__RECORDS__.
────────────────────

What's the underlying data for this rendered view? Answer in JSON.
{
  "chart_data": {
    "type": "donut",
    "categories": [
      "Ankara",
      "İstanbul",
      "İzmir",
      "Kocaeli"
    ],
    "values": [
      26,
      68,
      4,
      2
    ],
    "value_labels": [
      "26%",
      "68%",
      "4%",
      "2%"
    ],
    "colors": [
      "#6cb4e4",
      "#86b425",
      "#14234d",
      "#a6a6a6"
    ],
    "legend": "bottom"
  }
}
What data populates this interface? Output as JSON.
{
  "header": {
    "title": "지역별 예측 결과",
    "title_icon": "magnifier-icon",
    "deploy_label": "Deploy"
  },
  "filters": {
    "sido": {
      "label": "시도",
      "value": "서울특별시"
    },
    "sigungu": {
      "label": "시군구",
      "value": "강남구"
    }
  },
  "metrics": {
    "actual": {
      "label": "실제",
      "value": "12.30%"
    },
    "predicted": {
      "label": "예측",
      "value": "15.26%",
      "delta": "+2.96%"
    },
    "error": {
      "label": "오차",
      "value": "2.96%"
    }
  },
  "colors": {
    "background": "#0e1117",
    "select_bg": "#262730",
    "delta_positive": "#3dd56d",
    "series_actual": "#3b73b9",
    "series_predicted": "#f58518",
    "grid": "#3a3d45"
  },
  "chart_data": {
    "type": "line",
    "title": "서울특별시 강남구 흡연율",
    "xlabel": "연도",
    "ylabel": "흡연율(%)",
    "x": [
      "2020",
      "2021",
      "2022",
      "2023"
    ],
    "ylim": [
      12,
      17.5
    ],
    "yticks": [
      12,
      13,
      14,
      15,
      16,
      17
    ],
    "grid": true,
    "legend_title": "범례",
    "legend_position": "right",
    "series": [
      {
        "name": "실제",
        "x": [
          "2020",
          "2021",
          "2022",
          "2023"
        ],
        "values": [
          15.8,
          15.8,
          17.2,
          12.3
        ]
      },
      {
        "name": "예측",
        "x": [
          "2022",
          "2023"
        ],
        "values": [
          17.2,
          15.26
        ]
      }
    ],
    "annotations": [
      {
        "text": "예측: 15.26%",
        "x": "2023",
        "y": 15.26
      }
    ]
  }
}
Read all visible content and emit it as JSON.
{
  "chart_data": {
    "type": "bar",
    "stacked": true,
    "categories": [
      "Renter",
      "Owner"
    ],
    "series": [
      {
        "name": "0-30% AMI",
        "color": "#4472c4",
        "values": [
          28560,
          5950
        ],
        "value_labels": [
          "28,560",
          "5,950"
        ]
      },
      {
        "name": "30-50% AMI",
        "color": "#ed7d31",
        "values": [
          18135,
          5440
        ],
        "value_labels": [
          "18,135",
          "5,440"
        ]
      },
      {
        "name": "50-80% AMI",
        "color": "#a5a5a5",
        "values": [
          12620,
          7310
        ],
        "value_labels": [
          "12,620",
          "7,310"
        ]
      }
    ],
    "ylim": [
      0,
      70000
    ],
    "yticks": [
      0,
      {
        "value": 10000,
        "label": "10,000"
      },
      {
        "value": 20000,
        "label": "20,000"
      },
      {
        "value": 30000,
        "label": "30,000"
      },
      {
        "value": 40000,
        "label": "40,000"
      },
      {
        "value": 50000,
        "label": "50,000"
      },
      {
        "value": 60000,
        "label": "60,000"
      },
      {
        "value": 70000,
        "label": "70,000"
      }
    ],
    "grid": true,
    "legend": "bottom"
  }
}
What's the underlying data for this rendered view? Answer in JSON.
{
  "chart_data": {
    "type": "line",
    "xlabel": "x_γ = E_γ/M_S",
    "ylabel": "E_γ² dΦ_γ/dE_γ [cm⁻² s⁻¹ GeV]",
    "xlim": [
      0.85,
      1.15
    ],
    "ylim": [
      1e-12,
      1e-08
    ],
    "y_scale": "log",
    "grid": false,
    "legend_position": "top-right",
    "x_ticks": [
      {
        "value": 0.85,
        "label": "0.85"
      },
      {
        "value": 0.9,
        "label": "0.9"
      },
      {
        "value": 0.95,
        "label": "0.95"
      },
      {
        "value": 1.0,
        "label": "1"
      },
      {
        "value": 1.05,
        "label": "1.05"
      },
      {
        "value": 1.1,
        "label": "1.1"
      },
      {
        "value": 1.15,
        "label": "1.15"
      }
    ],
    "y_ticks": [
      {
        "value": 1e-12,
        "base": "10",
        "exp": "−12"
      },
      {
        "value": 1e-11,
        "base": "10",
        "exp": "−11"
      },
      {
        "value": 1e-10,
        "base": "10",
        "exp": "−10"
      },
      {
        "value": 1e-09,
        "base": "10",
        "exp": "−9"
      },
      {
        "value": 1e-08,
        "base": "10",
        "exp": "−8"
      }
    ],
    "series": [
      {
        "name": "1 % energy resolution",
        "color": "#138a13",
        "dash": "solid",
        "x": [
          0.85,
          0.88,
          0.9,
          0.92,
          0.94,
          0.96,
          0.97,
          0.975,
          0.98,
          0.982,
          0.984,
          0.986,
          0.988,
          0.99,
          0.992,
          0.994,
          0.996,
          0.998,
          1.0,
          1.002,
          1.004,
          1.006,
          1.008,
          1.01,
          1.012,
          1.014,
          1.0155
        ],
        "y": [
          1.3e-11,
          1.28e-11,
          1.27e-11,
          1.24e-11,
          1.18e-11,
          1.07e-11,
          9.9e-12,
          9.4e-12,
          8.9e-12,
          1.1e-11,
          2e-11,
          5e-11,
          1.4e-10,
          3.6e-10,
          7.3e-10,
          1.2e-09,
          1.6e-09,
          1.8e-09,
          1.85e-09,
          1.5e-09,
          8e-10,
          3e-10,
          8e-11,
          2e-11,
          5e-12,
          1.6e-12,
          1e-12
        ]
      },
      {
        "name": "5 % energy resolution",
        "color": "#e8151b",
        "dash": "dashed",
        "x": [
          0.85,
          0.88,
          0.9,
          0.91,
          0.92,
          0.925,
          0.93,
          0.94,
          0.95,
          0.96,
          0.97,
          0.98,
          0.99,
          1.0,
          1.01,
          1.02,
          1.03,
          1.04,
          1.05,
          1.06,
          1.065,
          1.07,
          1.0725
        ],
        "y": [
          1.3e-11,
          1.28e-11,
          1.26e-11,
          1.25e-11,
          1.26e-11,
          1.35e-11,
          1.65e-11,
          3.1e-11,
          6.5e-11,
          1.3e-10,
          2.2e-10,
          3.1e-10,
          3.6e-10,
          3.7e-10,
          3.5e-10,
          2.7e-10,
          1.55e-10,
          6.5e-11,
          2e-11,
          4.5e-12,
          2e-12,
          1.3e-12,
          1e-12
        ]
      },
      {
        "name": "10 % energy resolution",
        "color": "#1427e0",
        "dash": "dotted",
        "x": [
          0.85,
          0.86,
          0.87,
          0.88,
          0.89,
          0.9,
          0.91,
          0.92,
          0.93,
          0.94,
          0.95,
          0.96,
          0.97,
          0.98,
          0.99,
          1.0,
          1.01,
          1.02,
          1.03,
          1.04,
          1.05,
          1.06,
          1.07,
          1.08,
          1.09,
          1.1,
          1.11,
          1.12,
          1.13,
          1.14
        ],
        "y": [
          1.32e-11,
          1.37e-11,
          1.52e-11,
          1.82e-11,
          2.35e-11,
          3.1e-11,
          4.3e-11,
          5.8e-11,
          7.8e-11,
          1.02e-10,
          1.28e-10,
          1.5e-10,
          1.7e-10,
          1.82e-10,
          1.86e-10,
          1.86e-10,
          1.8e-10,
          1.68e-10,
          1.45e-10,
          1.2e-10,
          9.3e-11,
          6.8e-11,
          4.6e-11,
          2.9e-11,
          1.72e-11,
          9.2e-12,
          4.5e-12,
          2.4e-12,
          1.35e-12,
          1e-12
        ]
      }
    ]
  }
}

────────────────────

__EXERCISE OBJECTIVE__.
Return all of the above records exactly, leaving no line out.

__EXPECTED ANSWER__.
What's the underlying data for this rendered view? Answer in JSON.
{
  "chart_data": {
    "type": "donut",
    "categories": [
      "Ankara",
      "İstanbul",
      "İzmir",
      "Kocaeli"
    ],
    "values": [
      26,
      68,
      4,
      2
    ],
    "value_labels": [
      "26%",
      "68%",
      "4%",
      "2%"
    ],
    "colors": [
      "#6cb4e4",
      "#86b425",
      "#14234d",
      "#a6a6a6"
    ],
    "legend": "bottom"
  }
}
What data populates this interface? Output as JSON.
{
  "header": {
    "title": "지역별 예측 결과",
    "title_icon": "magnifier-icon",
    "deploy_label": "Deploy"
  },
  "filters": {
    "sido": {
      "label": "시도",
      "value": "서울특별시"
    },
    "sigungu": {
      "label": "시군구",
      "value": "강남구"
    }
  },
  "metrics": {
    "actual": {
      "label": "실제",
      "value": "12.30%"
    },
    "predicted": {
      "label": "예측",
      "value": "15.26%",
      "delta": "+2.96%"
    },
    "error": {
      "label": "오차",
      "value": "2.96%"
    }
  },
  "colors": {
    "background": "#0e1117",
    "select_bg": "#262730",
    "delta_positive": "#3dd56d",
    "series_actual": "#3b73b9",
    "series_predicted": "#f58518",
    "grid": "#3a3d45"
  },
  "chart_data": {
    "type": "line",
    "title": "서울특별시 강남구 흡연율",
    "xlabel": "연도",
    "ylabel": "흡연율(%)",
    "x": [
      "2020",
      "2021",
      "2022",
      "2023"
    ],
    "ylim": [
      12,
      17.5
    ],
    "yticks": [
      12,
      13,
      14,
      15,
      16,
      17
    ],
    "grid": true,
    "legend_title": "범례",
    "legend_position": "right",
    "series": [
      {
        "name": "실제",
        "x": [
          "2020",
          "2021",
          "2022",
          "2023"
        ],
        "values": [
          15.8,
          15.8,
          17.2,
          12.3
        ]
      },
      {
        "name": "예측",
        "x": [
          "2022",
          "2023"
        ],
        "values": [
          17.2,
          15.26
        ]
      }
    ],
    "annotations": [
      {
        "text": "예측: 15.26%",
        "x": "2023",
        "y": 15.26
      }
    ]
  }
}
Read all visible content and emit it as JSON.
{
  "chart_data": {
    "type": "bar",
    "stacked": true,
    "categories": [
      "Renter",
      "Owner"
    ],
    "series": [
      {
        "name": "0-30% AMI",
        "color": "#4472c4",
        "values": [
          28560,
          5950
        ],
        "value_labels": [
          "28,560",
          "5,950"
        ]
      },
      {
        "name": "30-50% AMI",
        "color": "#ed7d31",
        "values": [
          18135,
          5440
        ],
        "value_labels": [
          "18,135",
          "5,440"
        ]
      },
      {
        "name": "50-80% AMI",
        "color": "#a5a5a5",
        "values": [
          12620,
          7310
        ],
        "value_labels": [
          "12,620",
          "7,310"
        ]
      }
    ],
    "ylim": [
      0,
      70000
    ],
    "yticks": [
      0,
      {
        "value": 10000,
        "label": "10,000"
      },
      {
        "value": 20000,
        "label": "20,000"
      },
      {
        "value": 30000,
        "label": "30,000"
      },
      {
        "value": 40000,
        "label": "40,000"
      },
      {
        "value": 50000,
        "label": "50,000"
      },
      {
        "value": 60000,
        "label": "60,000"
      },
      {
        "value": 70000,
        "label": "70,000"
      }
    ],
    "grid": true,
    "legend": "bottom"
  }
}
What's the underlying data for this rendered view? Answer in JSON.
{
  "chart_data": {
    "type": "line",
    "xlabel": "x_γ = E_γ/M_S",
    "ylabel": "E_γ² dΦ_γ/dE_γ [cm⁻² s⁻¹ GeV]",
    "xlim": [
      0.85,
      1.15
    ],
    "ylim": [
      1e-12,
      1e-08
    ],
    "y_scale": "log",
    "grid": false,
    "legend_position": "top-right",
    "x_ticks": [
      {
        "value": 0.85,
        "label": "0.85"
      },
      {
        "value": 0.9,
        "label": "0.9"
      },
      {
        "value": 0.95,
        "label": "0.95"
      },
      {
        "value": 1.0,
        "label": "1"
      },
      {
        "value": 1.05,
        "label": "1.05"
      },
      {
        "value": 1.1,
        "label": "1.1"
      },
      {
        "value": 1.15,
        "label": "1.15"
      }
    ],
    "y_ticks": [
      {
        "value": 1e-12,
        "base": "10",
        "exp": "−12"
      },
      {
        "value": 1e-11,
        "base": "10",
        "exp": "−11"
      },
      {
        "value": 1e-10,
        "base": "10",
        "exp": "−10"
      },
      {
        "value": 1e-09,
        "base": "10",
        "exp": "−9"
      },
      {
        "value": 1e-08,
        "base": "10",
        "exp": "−8"
      }
    ],
    "series": [
      {
        "name": "1 % energy resolution",
        "color": "#138a13",
        "dash": "solid",
        "x": [
          0.85,
          0.88,
          0.9,
          0.92,
          0.94,
          0.96,
          0.97,
          0.975,
          0.98,
          0.982,
          0.984,
          0.986,
          0.988,
          0.99,
          0.992,
          0.994,
          0.996,
          0.998,
          1.0,
          1.002,
          1.004,
          1.006,
          1.008,
          1.01,
          1.012,
          1.014,
          1.0155
        ],
        "y": [
          1.3e-11,
          1.28e-11,
          1.27e-11,
          1.24e-11,
          1.18e-11,
          1.07e-11,
          9.9e-12,
          9.4e-12,
          8.9e-12,
          1.1e-11,
          2e-11,
          5e-11,
          1.4e-10,
          3.6e-10,
          7.3e-10,
          1.2e-09,
          1.6e-09,
          1.8e-09,
          1.85e-09,
          1.5e-09,
          8e-10,
          3e-10,
          8e-11,
          2e-11,
          5e-12,
          1.6e-12,
          1e-12
        ]
      },
      {
        "name": "5 % energy resolution",
        "color": "#e8151b",
        "dash": "dashed",
        "x": [
          0.85,
          0.88,
          0.9,
          0.91,
          0.92,
          0.925,
          0.93,
          0.94,
          0.95,
          0.96,
          0.97,
          0.98,
          0.99,
          1.0,
          1.01,
          1.02,
          1.03,
          1.04,
          1.05,
          1.06,
          1.065,
          1.07,
          1.0725
        ],
        "y": [
          1.3e-11,
          1.28e-11,
          1.26e-11,
          1.25e-11,
          1.26e-11,
          1.35e-11,
          1.65e-11,
          3.1e-11,
          6.5e-11,
          1.3e-10,
          2.2e-10,
          3.1e-10,
          3.6e-10,
          3.7e-10,
          3.5e-10,
          2.7e-10,
          1.55e-10,
          6.5e-11,
          2e-11,
          4.5e-12,
          2e-12,
          1.3e-12,
          1e-12
        ]
      },
      {
        "name": "10 % energy resolution",
        "color": "#1427e0",
        "dash": "dotted",
        "x": [
          0.85,
          0.86,
          0.87,
          0.88,
          0.89,
          0.9,
          0.91,
          0.92,
          0.93,
          0.94,
          0.95,
          0.96,
          0.97,
          0.98,
          0.99,
          1.0,
          1.01,
          1.02,
          1.03,
          1.04,
          1.05,
          1.06,
          1.07,
          1.08,
          1.09,
          1.1,
          1.11,
          1.12,
          1.13,
          1.14
        ],
        "y": [
          1.32e-11,
          1.37e-11,
          1.52e-11,
          1.82e-11,
          2.35e-11,
          3.1e-11,
          4.3e-11,
          5.8e-11,
          7.8e-11,
          1.02e-10,
          1.28e-10,
          1.5e-10,
          1.7e-10,
          1.82e-10,
          1.86e-10,
          1.86e-10,
          1.8e-10,
          1.68e-10,
          1.45e-10,
          1.2e-10,
          9.3e-11,
          6.8e-11,
          4.6e-11,
          2.9e-11,
          1.72e-11,
          9.2e-12,
          4.5e-12,
          2.4e-12,
          1.35e-12,
          1e-12
        ]
      }
    ]
  }
}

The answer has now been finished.